======== INPUT

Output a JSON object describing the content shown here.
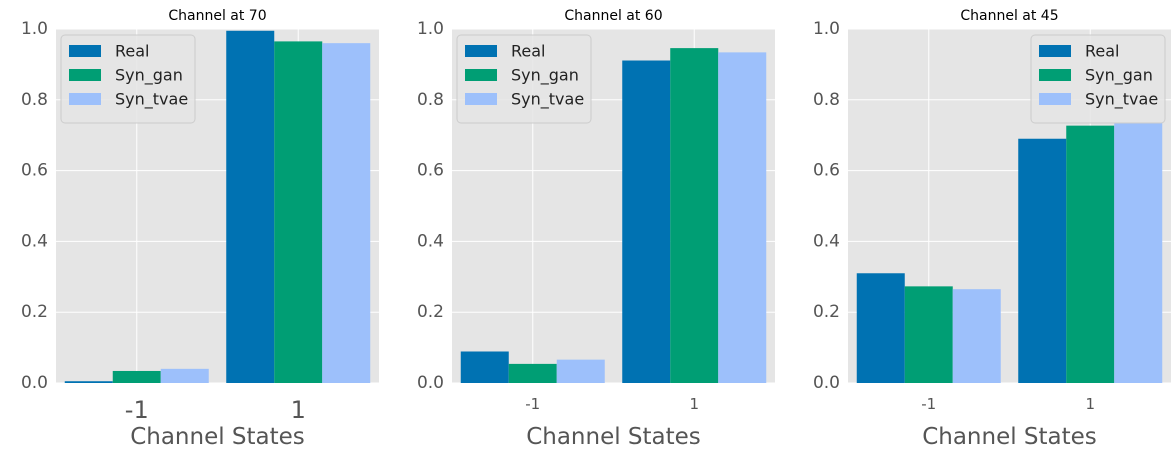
{
  "chart_data": [
    {
      "type": "bar",
      "title": "Channel at 70",
      "xlabel": "Channel States",
      "ylabel": "",
      "categories": [
        "-1",
        "1"
      ],
      "ylim": [
        0,
        1.0
      ],
      "yticks": [
        "0.0",
        "0.2",
        "0.4",
        "0.6",
        "0.8",
        "1.0"
      ],
      "grid": true,
      "legend_position": "top-left",
      "series": [
        {
          "name": "Real",
          "values": [
            0.005,
            0.995
          ],
          "color": "#0072b2"
        },
        {
          "name": "Syn_gan",
          "values": [
            0.034,
            0.965
          ],
          "color": "#009e74"
        },
        {
          "name": "Syn_tvae",
          "values": [
            0.04,
            0.96
          ],
          "color": "#9dc0fb"
        }
      ]
    },
    {
      "type": "bar",
      "title": "Channel at 60",
      "xlabel": "Channel States",
      "ylabel": "",
      "categories": [
        "-1",
        "1"
      ],
      "ylim": [
        0,
        1.0
      ],
      "yticks": [
        "0.0",
        "0.2",
        "0.4",
        "0.6",
        "0.8",
        "1.0"
      ],
      "grid": true,
      "legend_position": "top-left",
      "series": [
        {
          "name": "Real",
          "values": [
            0.089,
            0.911
          ],
          "color": "#0072b2"
        },
        {
          "name": "Syn_gan",
          "values": [
            0.054,
            0.946
          ],
          "color": "#009e74"
        },
        {
          "name": "Syn_tvae",
          "values": [
            0.066,
            0.934
          ],
          "color": "#9dc0fb"
        }
      ]
    },
    {
      "type": "bar",
      "title": "Channel at 45",
      "xlabel": "Channel States",
      "ylabel": "",
      "categories": [
        "-1",
        "1"
      ],
      "ylim": [
        0,
        1.0
      ],
      "yticks": [
        "0.0",
        "0.2",
        "0.4",
        "0.6",
        "0.8",
        "1.0"
      ],
      "grid": true,
      "legend_position": "top-right",
      "series": [
        {
          "name": "Real",
          "values": [
            0.31,
            0.69
          ],
          "color": "#0072b2"
        },
        {
          "name": "Syn_gan",
          "values": [
            0.273,
            0.727
          ],
          "color": "#009e74"
        },
        {
          "name": "Syn_tvae",
          "values": [
            0.265,
            0.735
          ],
          "color": "#9dc0fb"
        }
      ]
    }
  ],
  "style": {
    "plot_background": "#e5e5e5",
    "grid_color": "#ffffff"
  }
}
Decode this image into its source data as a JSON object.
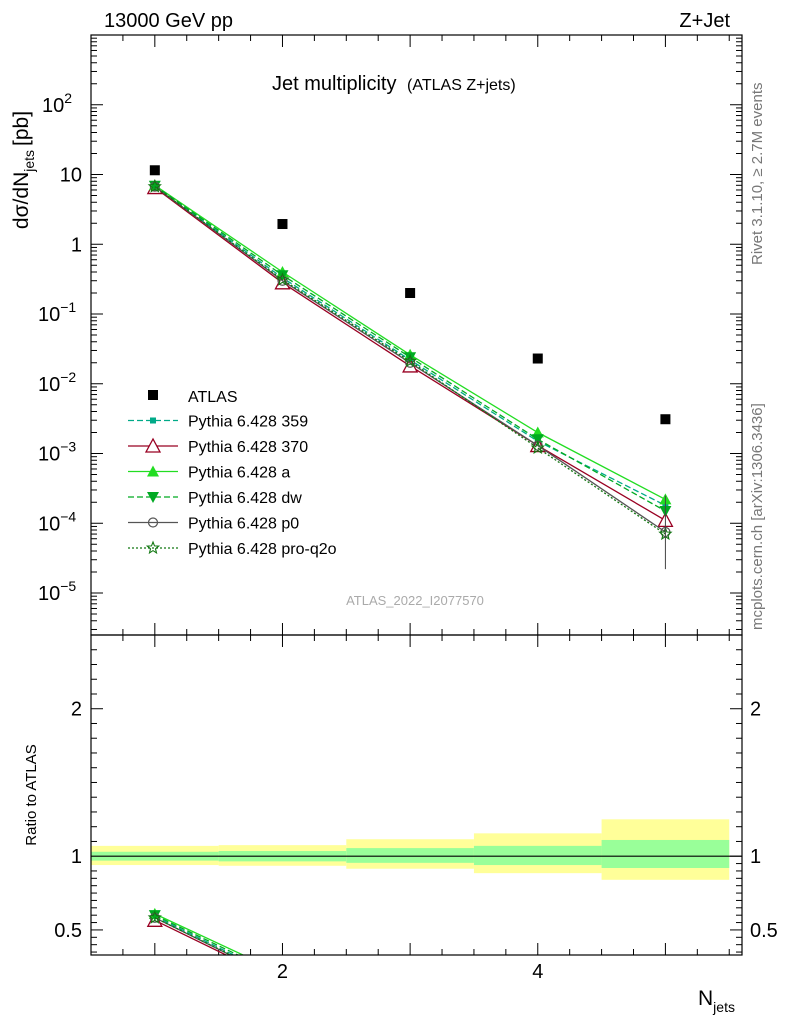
{
  "header": {
    "left": "13000 GeV pp",
    "right": "Z+Jet"
  },
  "side_text": {
    "rivet": "Rivet 3.1.10, ≥ 2.7M events",
    "mcplots": "mcplots.cern.ch [arXiv:1306.3436]"
  },
  "chart_data": {
    "type": "scatter",
    "title": "Jet multiplicity",
    "subtitle": "(ATLAS Z+jets)",
    "analysis_id": "ATLAS_2022_I2077570",
    "xlabel": "N",
    "xlabel_sub": "jets",
    "ylabel": "dσ/dN",
    "ylabel_sub": "jets",
    "ylabel_unit": "[pb]",
    "ratio_ylabel": "Ratio to ATLAS",
    "xlim": [
      0.5,
      5.6
    ],
    "ylim": [
      2.5e-06,
      1000
    ],
    "y_scale": "log",
    "ratio_ylim": [
      0.33,
      2.5
    ],
    "x_ticks": [
      2,
      4
    ],
    "x_tick_labels": [
      "2",
      "4"
    ],
    "y_tick_labels": [
      {
        "value": 100,
        "mant": "10",
        "exp": "2"
      },
      {
        "value": 10,
        "mant": "10",
        "exp": ""
      },
      {
        "value": 1,
        "mant": "1",
        "exp": ""
      },
      {
        "value": 0.1,
        "mant": "10",
        "exp": "−1"
      },
      {
        "value": 0.01,
        "mant": "10",
        "exp": "−2"
      },
      {
        "value": 0.001,
        "mant": "10",
        "exp": "−3"
      },
      {
        "value": 0.0001,
        "mant": "10",
        "exp": "−4"
      },
      {
        "value": 1e-05,
        "mant": "10",
        "exp": "−5"
      }
    ],
    "ratio_ticks": [
      {
        "value": 0.5,
        "label": "0.5"
      },
      {
        "value": 1,
        "label": "1"
      },
      {
        "value": 2,
        "label": "2"
      }
    ],
    "legend_position": "left, below middle",
    "data": {
      "name": "ATLAS",
      "x": [
        1,
        2,
        3,
        4,
        5
      ],
      "y": [
        11.5,
        1.95,
        0.2,
        0.023,
        0.0031
      ]
    },
    "ratio_bands": {
      "x_edges": [
        [
          0.5,
          1.5
        ],
        [
          1.5,
          2.5
        ],
        [
          2.5,
          3.5
        ],
        [
          3.5,
          4.5
        ],
        [
          4.5,
          5.5
        ]
      ],
      "inner": [
        [
          0.97,
          1.03
        ],
        [
          0.965,
          1.035
        ],
        [
          0.955,
          1.055
        ],
        [
          0.94,
          1.07
        ],
        [
          0.92,
          1.11
        ]
      ],
      "outer": [
        [
          0.94,
          1.07
        ],
        [
          0.935,
          1.075
        ],
        [
          0.915,
          1.115
        ],
        [
          0.885,
          1.155
        ],
        [
          0.84,
          1.25
        ]
      ]
    },
    "series": [
      {
        "name": "Pythia 6.428 359",
        "color": "#00aa88",
        "dash": "6,3",
        "marker": "square-small",
        "x": [
          1,
          2,
          3,
          4,
          5
        ],
        "y": [
          6.8,
          0.33,
          0.022,
          0.0015,
          0.00018
        ]
      },
      {
        "name": "Pythia 6.428 370",
        "color": "#990022",
        "dash": "",
        "marker": "triangle-open",
        "x": [
          1,
          2,
          3,
          4,
          5
        ],
        "y": [
          6.5,
          0.28,
          0.018,
          0.0013,
          0.00011
        ]
      },
      {
        "name": "Pythia 6.428 a",
        "color": "#22dd22",
        "dash": "",
        "marker": "triangle",
        "x": [
          1,
          2,
          3,
          4,
          5
        ],
        "y": [
          7.0,
          0.4,
          0.026,
          0.002,
          0.00022
        ]
      },
      {
        "name": "Pythia 6.428 dw",
        "color": "#00aa22",
        "dash": "6,3",
        "marker": "triangle-down",
        "x": [
          1,
          2,
          3,
          4,
          5
        ],
        "y": [
          6.9,
          0.36,
          0.024,
          0.0016,
          0.00015
        ]
      },
      {
        "name": "Pythia 6.428 p0",
        "color": "#555555",
        "dash": "",
        "marker": "circle-open",
        "x": [
          1,
          2,
          3,
          4,
          5
        ],
        "y": [
          6.7,
          0.3,
          0.02,
          0.0013,
          7.5e-05
        ]
      },
      {
        "name": "Pythia 6.428 pro-q2o",
        "color": "#117711",
        "dash": "2,2",
        "marker": "star-open",
        "x": [
          1,
          2,
          3,
          4,
          5
        ],
        "y": [
          6.7,
          0.31,
          0.021,
          0.0012,
          7e-05
        ]
      }
    ]
  }
}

================

WHAT TO PRODUCE
Omit the pictures and give the material again, exactly and in full.

WRITTEN RESPONSE
Output a JSON object describing the content shown here.
{
  "chart_data": [
    {
      "type": "bar",
      "title": "Channel at 70",
      "xlabel": "Channel States",
      "ylabel": "",
      "categories": [
        "-1",
        "1"
      ],
      "ylim": [
        0,
        1.0
      ],
      "yticks": [
        "0.0",
        "0.2",
        "0.4",
        "0.6",
        "0.8",
        "1.0"
      ],
      "grid": true,
      "legend_position": "top-left",
      "series": [
        {
          "name": "Real",
          "values": [
            0.005,
            0.995
          ],
          "color": "#0072b2"
        },
        {
          "name": "Syn_gan",
          "values": [
            0.034,
            0.965
          ],
          "color": "#009e74"
        },
        {
          "name": "Syn_tvae",
          "values": [
            0.04,
            0.96
          ],
          "color": "#9dc0fb"
        }
      ]
    },
    {
      "type": "bar",
      "title": "Channel at 60",
      "xlabel": "Channel States",
      "ylabel": "",
      "categories": [
        "-1",
        "1"
      ],
      "ylim": [
        0,
        1.0
      ],
      "yticks": [
        "0.0",
        "0.2",
        "0.4",
        "0.6",
        "0.8",
        "1.0"
      ],
      "grid": true,
      "legend_position": "top-left",
      "series": [
        {
          "name": "Real",
          "values": [
            0.089,
            0.911
          ],
          "color": "#0072b2"
        },
        {
          "name": "Syn_gan",
          "values": [
            0.054,
            0.946
          ],
          "color": "#009e74"
        },
        {
          "name": "Syn_tvae",
          "values": [
            0.066,
            0.934
          ],
          "color": "#9dc0fb"
        }
      ]
    },
    {
      "type": "bar",
      "title": "Channel at 45",
      "xlabel": "Channel States",
      "ylabel": "",
      "categories": [
        "-1",
        "1"
      ],
      "ylim": [
        0,
        1.0
      ],
      "yticks": [
        "0.0",
        "0.2",
        "0.4",
        "0.6",
        "0.8",
        "1.0"
      ],
      "grid": true,
      "legend_position": "top-right",
      "series": [
        {
          "name": "Real",
          "values": [
            0.31,
            0.69
          ],
          "color": "#0072b2"
        },
        {
          "name": "Syn_gan",
          "values": [
            0.273,
            0.727
          ],
          "color": "#009e74"
        },
        {
          "name": "Syn_tvae",
          "values": [
            0.265,
            0.735
          ],
          "color": "#9dc0fb"
        }
      ]
    }
  ],
  "style": {
    "plot_background": "#e5e5e5",
    "grid_color": "#ffffff"
  }
}
Decode this image into its source data as a JSON object.
{
  "header": {
    "left": "13000 GeV pp",
    "right": "Z+Jet"
  },
  "side_text": {
    "rivet": "Rivet 3.1.10, ≥ 2.7M events",
    "mcplots": "mcplots.cern.ch [arXiv:1306.3436]"
  },
  "chart_data": {
    "type": "scatter",
    "title": "Jet multiplicity",
    "subtitle": "(ATLAS Z+jets)",
    "analysis_id": "ATLAS_2022_I2077570",
    "xlabel": "N",
    "xlabel_sub": "jets",
    "ylabel": "dσ/dN",
    "ylabel_sub": "jets",
    "ylabel_unit": "[pb]",
    "ratio_ylabel": "Ratio to ATLAS",
    "xlim": [
      0.5,
      5.6
    ],
    "ylim": [
      2.5e-06,
      1000
    ],
    "y_scale": "log",
    "ratio_ylim": [
      0.33,
      2.5
    ],
    "x_ticks": [
      2,
      4
    ],
    "x_tick_labels": [
      "2",
      "4"
    ],
    "y_tick_labels": [
      {
        "value": 100,
        "mant": "10",
        "exp": "2"
      },
      {
        "value": 10,
        "mant": "10",
        "exp": ""
      },
      {
        "value": 1,
        "mant": "1",
        "exp": ""
      },
      {
        "value": 0.1,
        "mant": "10",
        "exp": "−1"
      },
      {
        "value": 0.01,
        "mant": "10",
        "exp": "−2"
      },
      {
        "value": 0.001,
        "mant": "10",
        "exp": "−3"
      },
      {
        "value": 0.0001,
        "mant": "10",
        "exp": "−4"
      },
      {
        "value": 1e-05,
        "mant": "10",
        "exp": "−5"
      }
    ],
    "ratio_ticks": [
      {
        "value": 0.5,
        "label": "0.5"
      },
      {
        "value": 1,
        "label": "1"
      },
      {
        "value": 2,
        "label": "2"
      }
    ],
    "legend_position": "left, below middle",
    "data": {
      "name": "ATLAS",
      "x": [
        1,
        2,
        3,
        4,
        5
      ],
      "y": [
        11.5,
        1.95,
        0.2,
        0.023,
        0.0031
      ]
    },
    "ratio_bands": {
      "x_edges": [
        [
          0.5,
          1.5
        ],
        [
          1.5,
          2.5
        ],
        [
          2.5,
          3.5
        ],
        [
          3.5,
          4.5
        ],
        [
          4.5,
          5.5
        ]
      ],
      "inner": [
        [
          0.97,
          1.03
        ],
        [
          0.965,
          1.035
        ],
        [
          0.955,
          1.055
        ],
        [
          0.94,
          1.07
        ],
        [
          0.92,
          1.11
        ]
      ],
      "outer": [
        [
          0.94,
          1.07
        ],
        [
          0.935,
          1.075
        ],
        [
          0.915,
          1.115
        ],
        [
          0.885,
          1.155
        ],
        [
          0.84,
          1.25
        ]
      ]
    },
    "series": [
      {
        "name": "Pythia 6.428 359",
        "color": "#00aa88",
        "dash": "6,3",
        "marker": "square-small",
        "x": [
          1,
          2,
          3,
          4,
          5
        ],
        "y": [
          6.8,
          0.33,
          0.022,
          0.0015,
          0.00018
        ]
      },
      {
        "name": "Pythia 6.428 370",
        "color": "#990022",
        "dash": "",
        "marker": "triangle-open",
        "x": [
          1,
          2,
          3,
          4,
          5
        ],
        "y": [
          6.5,
          0.28,
          0.018,
          0.0013,
          0.00011
        ]
      },
      {
        "name": "Pythia 6.428 a",
        "color": "#22dd22",
        "dash": "",
        "marker": "triangle",
        "x": [
          1,
          2,
          3,
          4,
          5
        ],
        "y": [
          7.0,
          0.4,
          0.026,
          0.002,
          0.00022
        ]
      },
      {
        "name": "Pythia 6.428 dw",
        "color": "#00aa22",
        "dash": "6,3",
        "marker": "triangle-down",
        "x": [
          1,
          2,
          3,
          4,
          5
        ],
        "y": [
          6.9,
          0.36,
          0.024,
          0.0016,
          0.00015
        ]
      },
      {
        "name": "Pythia 6.428 p0",
        "color": "#555555",
        "dash": "",
        "marker": "circle-open",
        "x": [
          1,
          2,
          3,
          4,
          5
        ],
        "y": [
          6.7,
          0.3,
          0.02,
          0.0013,
          7.5e-05
        ]
      },
      {
        "name": "Pythia 6.428 pro-q2o",
        "color": "#117711",
        "dash": "2,2",
        "marker": "star-open",
        "x": [
          1,
          2,
          3,
          4,
          5
        ],
        "y": [
          6.7,
          0.31,
          0.021,
          0.0012,
          7e-05
        ]
      }
    ]
  }
}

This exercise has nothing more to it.